◆ **GOAL OF THE EXERCISE**: In the entries below, find every line holding the string "edge" and collect it.

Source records
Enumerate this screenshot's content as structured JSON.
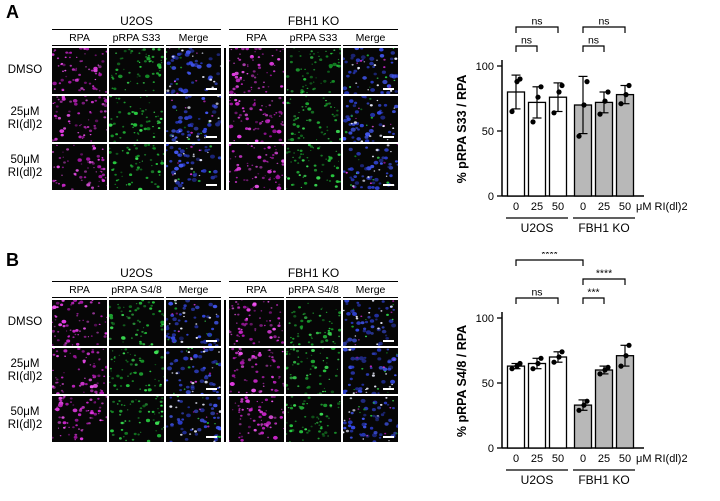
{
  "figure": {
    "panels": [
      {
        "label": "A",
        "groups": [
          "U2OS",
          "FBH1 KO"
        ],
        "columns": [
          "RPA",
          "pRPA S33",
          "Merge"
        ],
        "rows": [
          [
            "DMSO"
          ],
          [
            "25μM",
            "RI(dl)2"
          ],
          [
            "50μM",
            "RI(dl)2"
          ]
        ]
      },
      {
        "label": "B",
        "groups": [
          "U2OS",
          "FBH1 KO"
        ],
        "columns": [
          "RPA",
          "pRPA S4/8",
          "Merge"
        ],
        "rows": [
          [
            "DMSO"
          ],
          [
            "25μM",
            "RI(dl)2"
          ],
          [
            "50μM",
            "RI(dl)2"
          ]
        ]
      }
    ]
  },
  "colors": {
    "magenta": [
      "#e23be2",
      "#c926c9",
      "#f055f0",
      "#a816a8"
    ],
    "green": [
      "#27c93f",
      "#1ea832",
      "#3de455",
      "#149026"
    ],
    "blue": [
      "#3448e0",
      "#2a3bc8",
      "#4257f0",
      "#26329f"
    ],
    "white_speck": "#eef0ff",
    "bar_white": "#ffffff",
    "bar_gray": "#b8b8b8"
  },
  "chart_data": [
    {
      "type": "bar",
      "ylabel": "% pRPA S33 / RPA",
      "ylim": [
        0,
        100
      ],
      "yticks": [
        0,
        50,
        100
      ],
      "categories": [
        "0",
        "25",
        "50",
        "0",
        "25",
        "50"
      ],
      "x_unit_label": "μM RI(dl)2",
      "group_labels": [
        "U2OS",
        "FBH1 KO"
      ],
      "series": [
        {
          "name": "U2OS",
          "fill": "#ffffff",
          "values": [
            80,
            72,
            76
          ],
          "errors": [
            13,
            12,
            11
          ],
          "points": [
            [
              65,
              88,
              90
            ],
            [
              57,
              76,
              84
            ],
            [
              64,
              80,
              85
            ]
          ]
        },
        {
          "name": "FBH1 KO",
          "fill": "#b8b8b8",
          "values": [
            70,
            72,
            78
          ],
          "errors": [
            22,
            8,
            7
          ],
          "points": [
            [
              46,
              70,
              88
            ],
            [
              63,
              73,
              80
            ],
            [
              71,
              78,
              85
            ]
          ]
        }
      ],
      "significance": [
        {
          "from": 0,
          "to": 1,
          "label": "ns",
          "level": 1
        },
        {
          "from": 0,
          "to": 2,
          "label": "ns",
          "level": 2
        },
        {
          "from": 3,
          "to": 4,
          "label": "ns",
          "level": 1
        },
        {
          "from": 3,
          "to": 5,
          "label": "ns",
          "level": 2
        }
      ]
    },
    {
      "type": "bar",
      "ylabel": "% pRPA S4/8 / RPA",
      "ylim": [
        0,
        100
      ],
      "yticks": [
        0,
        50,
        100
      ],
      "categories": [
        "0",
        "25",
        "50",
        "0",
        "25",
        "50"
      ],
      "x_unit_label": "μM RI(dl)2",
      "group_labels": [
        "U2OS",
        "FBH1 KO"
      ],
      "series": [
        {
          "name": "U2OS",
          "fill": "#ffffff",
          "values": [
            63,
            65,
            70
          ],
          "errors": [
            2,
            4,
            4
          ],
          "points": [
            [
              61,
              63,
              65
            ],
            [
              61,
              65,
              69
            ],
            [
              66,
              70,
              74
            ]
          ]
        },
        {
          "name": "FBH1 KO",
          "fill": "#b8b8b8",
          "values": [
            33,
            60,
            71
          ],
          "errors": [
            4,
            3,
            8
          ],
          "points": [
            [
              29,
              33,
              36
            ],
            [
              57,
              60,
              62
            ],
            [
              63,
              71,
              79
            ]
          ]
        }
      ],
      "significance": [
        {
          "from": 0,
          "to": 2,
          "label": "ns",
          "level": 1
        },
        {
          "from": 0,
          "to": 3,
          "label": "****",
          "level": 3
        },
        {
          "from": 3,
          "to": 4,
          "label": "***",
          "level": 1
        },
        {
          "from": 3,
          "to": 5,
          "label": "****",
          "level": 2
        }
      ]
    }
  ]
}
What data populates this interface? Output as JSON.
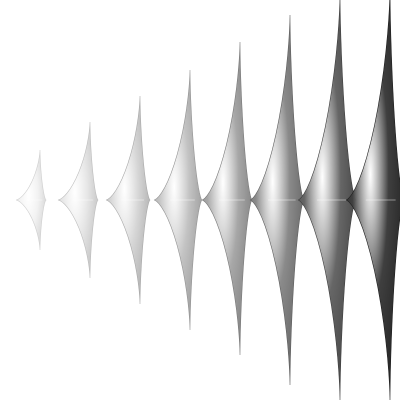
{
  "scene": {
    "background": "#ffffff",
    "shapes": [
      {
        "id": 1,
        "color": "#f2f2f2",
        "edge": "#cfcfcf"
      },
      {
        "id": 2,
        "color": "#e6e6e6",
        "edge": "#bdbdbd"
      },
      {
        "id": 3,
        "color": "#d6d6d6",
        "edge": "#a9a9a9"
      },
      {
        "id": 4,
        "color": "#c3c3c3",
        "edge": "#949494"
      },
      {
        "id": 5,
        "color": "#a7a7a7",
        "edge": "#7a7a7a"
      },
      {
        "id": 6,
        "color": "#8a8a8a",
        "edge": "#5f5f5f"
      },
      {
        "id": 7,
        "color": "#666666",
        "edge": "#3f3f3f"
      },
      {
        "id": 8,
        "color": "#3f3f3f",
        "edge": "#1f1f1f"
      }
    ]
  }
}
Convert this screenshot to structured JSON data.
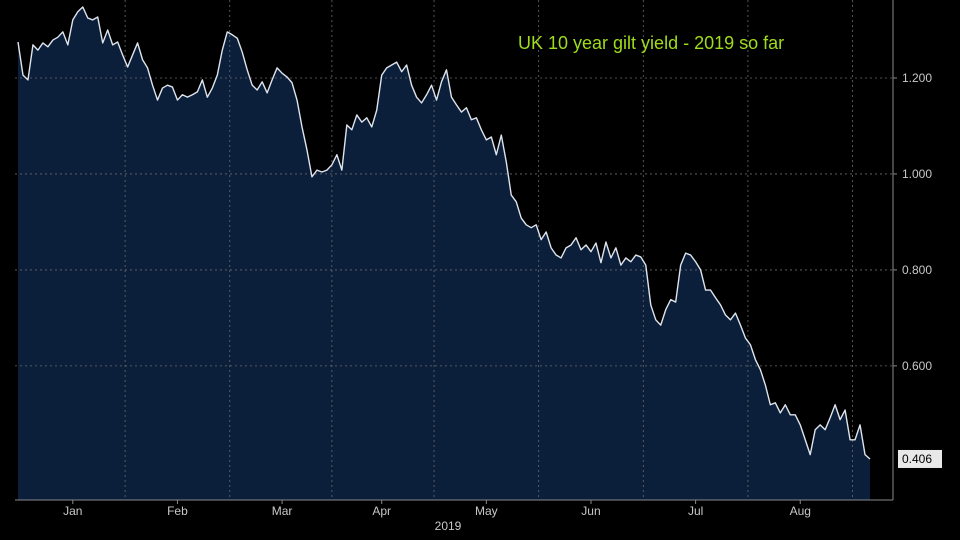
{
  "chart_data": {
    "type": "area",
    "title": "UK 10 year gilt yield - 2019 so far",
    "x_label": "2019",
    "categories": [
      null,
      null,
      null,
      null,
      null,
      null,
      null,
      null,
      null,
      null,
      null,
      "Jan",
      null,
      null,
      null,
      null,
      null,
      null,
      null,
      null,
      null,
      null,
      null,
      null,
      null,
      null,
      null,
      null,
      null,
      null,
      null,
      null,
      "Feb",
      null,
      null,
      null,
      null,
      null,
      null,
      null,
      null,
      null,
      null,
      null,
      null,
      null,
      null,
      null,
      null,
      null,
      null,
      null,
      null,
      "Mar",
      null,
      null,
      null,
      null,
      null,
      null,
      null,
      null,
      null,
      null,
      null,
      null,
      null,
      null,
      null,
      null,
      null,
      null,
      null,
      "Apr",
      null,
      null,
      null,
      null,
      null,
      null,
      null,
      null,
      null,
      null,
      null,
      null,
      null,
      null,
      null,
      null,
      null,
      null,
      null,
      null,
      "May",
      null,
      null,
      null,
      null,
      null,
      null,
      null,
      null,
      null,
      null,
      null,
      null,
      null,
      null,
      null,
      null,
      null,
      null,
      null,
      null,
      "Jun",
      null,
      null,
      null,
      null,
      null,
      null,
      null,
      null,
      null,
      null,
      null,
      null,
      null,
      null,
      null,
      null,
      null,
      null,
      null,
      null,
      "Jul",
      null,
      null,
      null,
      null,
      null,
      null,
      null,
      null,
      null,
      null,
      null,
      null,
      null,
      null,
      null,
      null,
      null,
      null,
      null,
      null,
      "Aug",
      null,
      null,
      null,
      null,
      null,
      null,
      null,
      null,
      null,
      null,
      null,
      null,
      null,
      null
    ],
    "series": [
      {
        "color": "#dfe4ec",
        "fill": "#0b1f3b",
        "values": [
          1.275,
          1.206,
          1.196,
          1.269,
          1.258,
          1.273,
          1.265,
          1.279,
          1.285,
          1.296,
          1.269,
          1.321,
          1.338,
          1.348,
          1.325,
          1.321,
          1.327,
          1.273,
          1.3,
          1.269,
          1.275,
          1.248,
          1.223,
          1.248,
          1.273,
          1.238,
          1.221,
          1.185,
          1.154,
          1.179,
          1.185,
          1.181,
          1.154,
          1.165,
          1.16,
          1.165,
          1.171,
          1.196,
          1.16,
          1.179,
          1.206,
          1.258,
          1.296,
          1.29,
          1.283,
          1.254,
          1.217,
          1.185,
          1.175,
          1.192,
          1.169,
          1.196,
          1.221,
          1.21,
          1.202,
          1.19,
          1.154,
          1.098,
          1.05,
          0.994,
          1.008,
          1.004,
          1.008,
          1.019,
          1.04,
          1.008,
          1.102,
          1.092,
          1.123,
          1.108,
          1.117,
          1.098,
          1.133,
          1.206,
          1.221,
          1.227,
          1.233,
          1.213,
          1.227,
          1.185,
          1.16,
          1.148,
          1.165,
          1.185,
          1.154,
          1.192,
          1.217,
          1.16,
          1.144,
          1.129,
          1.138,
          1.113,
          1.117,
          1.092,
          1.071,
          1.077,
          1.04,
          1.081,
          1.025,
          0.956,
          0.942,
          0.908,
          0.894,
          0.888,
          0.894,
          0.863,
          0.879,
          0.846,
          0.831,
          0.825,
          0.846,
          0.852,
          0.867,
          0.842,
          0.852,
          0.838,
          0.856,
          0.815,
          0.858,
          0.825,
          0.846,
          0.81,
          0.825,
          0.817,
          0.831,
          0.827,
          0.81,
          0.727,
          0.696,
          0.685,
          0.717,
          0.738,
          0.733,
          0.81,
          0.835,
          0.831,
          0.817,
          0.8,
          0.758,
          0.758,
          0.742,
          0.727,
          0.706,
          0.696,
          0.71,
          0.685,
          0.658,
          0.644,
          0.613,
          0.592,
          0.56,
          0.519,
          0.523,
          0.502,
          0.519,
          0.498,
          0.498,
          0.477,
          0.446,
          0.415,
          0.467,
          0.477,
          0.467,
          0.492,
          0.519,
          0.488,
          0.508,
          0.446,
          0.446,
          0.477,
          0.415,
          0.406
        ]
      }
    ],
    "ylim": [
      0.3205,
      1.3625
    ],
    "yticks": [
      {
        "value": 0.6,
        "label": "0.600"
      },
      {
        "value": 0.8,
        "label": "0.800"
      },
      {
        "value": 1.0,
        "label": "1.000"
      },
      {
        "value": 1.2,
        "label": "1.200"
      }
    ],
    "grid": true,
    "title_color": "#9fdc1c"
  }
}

...

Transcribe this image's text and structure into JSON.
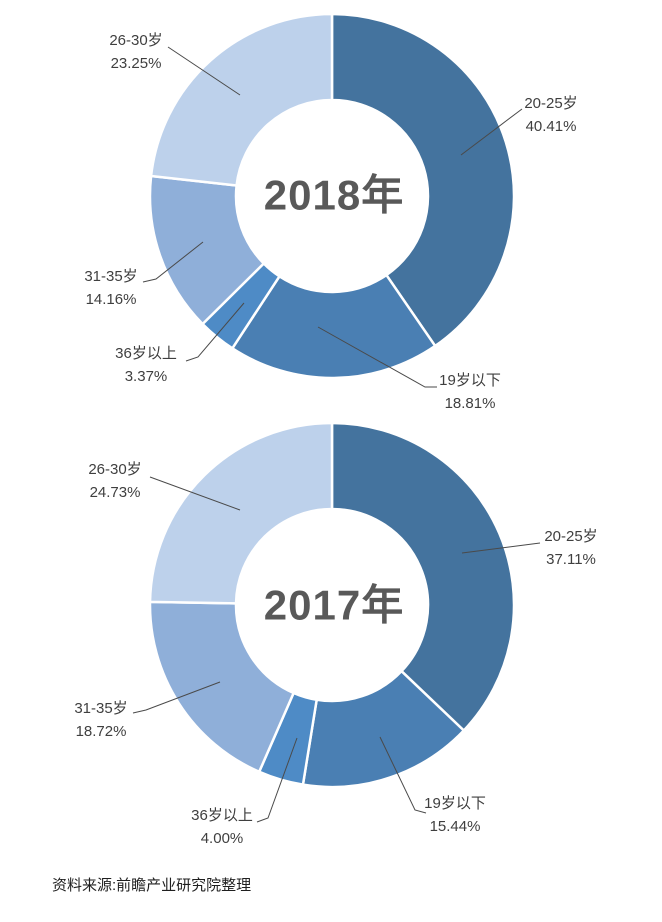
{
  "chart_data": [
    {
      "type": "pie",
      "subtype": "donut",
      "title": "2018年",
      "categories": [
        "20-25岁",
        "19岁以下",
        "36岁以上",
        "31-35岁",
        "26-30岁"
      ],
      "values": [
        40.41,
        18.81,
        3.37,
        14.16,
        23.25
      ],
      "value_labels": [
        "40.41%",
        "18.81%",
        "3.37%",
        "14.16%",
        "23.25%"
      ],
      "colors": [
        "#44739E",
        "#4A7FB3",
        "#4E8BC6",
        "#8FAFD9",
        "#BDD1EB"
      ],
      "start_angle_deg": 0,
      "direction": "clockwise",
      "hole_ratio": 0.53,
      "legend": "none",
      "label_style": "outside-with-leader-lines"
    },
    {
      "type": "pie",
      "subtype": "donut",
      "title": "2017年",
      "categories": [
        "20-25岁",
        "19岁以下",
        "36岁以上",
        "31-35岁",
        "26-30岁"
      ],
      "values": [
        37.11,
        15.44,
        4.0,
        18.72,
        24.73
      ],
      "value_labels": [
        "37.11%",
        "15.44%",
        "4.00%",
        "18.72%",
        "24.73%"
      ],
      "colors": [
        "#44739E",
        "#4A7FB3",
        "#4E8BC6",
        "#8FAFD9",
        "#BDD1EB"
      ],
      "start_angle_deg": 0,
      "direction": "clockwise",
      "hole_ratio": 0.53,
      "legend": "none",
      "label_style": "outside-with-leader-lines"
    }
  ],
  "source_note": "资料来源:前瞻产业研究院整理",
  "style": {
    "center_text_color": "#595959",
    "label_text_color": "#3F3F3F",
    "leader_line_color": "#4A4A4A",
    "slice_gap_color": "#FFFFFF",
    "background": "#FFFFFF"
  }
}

◆ **RESULT OF THE TASK**:
        "edge": "#cfcfcf"
        "edge": "#bdbdbd"
        "edge": "#a9a9a9"
        "edge": "#949494"
        "edge": "#7a7a7a"
        "edge": "#5f5f5f"
        "edge": "#3f3f3f"
        "edge": "#1f1f1f"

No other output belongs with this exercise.